## Your task
Find the string "items" in the data, then copy every line where it is found.

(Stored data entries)
• • •

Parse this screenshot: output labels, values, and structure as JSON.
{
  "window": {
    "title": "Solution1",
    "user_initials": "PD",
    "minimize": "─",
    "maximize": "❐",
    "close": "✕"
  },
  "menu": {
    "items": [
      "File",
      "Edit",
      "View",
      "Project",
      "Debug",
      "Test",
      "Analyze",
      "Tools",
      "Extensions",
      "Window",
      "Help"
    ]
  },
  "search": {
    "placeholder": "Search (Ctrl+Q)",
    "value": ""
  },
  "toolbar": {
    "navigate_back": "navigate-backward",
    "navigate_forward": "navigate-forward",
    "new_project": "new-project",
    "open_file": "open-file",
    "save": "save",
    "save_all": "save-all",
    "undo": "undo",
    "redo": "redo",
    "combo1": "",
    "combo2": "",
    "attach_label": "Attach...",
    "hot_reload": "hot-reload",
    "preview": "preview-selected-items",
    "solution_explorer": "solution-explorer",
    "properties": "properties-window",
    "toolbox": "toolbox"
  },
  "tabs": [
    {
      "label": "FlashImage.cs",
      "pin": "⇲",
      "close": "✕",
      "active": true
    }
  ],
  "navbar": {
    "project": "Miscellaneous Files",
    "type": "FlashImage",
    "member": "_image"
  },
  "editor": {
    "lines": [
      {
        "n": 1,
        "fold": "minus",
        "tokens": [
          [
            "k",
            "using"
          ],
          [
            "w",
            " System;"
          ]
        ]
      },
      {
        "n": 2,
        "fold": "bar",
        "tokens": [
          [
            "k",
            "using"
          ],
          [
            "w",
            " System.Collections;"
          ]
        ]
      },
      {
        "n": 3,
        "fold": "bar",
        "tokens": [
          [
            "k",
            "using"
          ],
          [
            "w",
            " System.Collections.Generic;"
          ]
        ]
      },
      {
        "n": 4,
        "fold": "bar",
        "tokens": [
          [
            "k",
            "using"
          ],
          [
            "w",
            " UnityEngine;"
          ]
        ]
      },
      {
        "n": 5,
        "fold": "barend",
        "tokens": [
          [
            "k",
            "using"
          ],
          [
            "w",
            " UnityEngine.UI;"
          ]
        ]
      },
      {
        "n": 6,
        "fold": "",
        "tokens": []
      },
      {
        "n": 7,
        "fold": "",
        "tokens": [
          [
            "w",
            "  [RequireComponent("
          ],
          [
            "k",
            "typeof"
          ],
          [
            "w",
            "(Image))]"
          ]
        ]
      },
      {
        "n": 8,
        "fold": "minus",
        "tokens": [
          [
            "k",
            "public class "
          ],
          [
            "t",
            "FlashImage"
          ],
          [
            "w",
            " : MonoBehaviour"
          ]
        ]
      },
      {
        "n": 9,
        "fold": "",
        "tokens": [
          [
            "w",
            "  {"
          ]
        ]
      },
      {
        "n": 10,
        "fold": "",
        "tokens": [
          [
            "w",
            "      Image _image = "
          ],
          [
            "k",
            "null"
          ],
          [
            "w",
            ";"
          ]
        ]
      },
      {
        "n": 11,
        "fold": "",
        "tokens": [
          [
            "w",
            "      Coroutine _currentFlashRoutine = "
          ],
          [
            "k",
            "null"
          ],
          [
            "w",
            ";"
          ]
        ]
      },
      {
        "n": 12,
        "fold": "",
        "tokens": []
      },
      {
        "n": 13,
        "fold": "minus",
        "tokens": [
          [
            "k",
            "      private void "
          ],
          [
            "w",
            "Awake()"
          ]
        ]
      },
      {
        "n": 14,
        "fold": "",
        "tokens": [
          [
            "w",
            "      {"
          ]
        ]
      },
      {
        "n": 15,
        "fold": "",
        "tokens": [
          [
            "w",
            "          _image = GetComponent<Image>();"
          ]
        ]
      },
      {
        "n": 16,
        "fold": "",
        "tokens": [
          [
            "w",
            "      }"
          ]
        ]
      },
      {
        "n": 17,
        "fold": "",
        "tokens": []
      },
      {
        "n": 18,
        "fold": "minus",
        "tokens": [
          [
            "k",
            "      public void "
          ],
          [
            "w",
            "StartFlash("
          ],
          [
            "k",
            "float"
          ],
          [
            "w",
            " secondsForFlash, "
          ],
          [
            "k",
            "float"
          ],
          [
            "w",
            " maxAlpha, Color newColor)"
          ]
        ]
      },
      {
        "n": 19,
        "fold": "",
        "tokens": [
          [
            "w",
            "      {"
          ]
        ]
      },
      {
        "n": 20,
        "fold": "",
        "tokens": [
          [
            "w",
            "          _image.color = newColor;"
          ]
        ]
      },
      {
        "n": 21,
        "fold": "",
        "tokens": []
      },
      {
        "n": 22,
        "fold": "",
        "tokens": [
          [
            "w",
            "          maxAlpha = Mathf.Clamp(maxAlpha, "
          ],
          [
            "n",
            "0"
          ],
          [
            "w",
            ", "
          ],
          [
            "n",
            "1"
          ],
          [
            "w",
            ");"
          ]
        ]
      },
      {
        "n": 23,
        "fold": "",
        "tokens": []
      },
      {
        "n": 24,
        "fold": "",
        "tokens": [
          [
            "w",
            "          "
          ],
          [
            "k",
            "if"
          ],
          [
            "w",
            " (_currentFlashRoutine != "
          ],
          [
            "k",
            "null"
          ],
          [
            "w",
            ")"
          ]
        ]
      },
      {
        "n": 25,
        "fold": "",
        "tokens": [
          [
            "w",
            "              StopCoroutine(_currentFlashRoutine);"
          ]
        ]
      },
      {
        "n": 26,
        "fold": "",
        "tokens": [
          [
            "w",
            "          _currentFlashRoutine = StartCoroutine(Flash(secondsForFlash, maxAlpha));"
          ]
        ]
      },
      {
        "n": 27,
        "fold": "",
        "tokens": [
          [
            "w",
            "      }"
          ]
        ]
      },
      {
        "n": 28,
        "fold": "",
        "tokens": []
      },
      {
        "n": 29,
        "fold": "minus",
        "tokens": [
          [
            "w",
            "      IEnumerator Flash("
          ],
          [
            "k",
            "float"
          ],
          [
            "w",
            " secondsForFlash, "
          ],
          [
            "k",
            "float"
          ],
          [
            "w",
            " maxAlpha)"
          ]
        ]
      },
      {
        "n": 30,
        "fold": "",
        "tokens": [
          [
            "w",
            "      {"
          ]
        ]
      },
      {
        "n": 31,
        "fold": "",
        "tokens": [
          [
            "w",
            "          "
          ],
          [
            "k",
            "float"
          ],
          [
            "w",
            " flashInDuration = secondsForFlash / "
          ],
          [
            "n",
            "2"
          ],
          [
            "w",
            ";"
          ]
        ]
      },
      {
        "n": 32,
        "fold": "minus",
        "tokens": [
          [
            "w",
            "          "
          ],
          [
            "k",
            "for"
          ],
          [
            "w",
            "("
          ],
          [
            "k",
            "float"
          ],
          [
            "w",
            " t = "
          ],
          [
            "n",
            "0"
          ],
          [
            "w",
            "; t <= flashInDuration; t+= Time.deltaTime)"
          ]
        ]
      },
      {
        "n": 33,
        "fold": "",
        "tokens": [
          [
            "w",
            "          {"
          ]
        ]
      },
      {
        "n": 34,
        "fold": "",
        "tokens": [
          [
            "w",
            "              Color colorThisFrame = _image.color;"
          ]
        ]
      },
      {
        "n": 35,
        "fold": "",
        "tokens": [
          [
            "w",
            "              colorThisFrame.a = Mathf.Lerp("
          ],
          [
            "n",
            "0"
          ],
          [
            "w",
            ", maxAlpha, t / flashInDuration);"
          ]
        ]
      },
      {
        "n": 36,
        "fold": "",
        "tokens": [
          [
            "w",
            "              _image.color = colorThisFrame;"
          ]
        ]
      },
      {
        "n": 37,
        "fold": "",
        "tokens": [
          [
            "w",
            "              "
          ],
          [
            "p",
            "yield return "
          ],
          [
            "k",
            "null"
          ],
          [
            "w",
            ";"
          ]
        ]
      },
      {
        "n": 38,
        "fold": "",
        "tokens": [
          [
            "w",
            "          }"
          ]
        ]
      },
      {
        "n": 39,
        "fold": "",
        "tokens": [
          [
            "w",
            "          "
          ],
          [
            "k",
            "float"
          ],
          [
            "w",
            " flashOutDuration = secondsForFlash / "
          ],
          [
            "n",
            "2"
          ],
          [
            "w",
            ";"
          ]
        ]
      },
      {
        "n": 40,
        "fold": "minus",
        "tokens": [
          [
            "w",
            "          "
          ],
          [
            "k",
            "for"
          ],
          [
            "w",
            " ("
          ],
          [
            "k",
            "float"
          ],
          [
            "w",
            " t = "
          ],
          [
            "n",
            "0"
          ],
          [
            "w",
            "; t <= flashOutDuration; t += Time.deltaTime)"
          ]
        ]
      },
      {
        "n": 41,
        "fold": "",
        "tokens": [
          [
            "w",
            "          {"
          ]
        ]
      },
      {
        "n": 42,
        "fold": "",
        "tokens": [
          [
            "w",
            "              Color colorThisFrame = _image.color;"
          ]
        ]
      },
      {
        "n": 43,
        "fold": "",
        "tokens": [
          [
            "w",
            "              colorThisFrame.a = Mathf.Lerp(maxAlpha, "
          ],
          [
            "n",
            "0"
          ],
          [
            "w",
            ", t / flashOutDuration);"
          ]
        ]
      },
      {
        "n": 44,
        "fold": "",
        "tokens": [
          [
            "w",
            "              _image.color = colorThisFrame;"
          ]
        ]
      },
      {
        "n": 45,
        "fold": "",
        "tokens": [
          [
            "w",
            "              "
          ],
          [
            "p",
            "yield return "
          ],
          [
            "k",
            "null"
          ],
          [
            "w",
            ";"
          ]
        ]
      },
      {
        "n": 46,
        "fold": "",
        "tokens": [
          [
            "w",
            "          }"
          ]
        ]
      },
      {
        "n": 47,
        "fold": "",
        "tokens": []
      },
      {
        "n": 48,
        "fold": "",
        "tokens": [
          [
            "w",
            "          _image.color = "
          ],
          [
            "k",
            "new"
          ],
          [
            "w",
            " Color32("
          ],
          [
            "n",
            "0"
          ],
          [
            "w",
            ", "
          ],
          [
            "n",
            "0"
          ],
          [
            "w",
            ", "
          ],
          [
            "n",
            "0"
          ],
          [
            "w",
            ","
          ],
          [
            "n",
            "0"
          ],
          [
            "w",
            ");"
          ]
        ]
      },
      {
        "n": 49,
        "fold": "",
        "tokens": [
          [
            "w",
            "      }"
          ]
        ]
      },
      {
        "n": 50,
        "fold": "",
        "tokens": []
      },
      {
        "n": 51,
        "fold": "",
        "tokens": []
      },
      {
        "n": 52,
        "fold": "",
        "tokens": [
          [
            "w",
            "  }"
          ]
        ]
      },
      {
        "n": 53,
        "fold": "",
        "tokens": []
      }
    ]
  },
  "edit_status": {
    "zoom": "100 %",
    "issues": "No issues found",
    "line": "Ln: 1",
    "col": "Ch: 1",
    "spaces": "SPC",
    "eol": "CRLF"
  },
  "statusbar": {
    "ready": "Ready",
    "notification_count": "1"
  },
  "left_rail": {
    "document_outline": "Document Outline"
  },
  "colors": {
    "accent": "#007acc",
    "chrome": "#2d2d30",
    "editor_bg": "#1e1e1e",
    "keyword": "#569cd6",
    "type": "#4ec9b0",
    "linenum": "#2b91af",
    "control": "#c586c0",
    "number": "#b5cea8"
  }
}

• • •

## Task answer
    "items": [
    "preview": "preview-selected-items",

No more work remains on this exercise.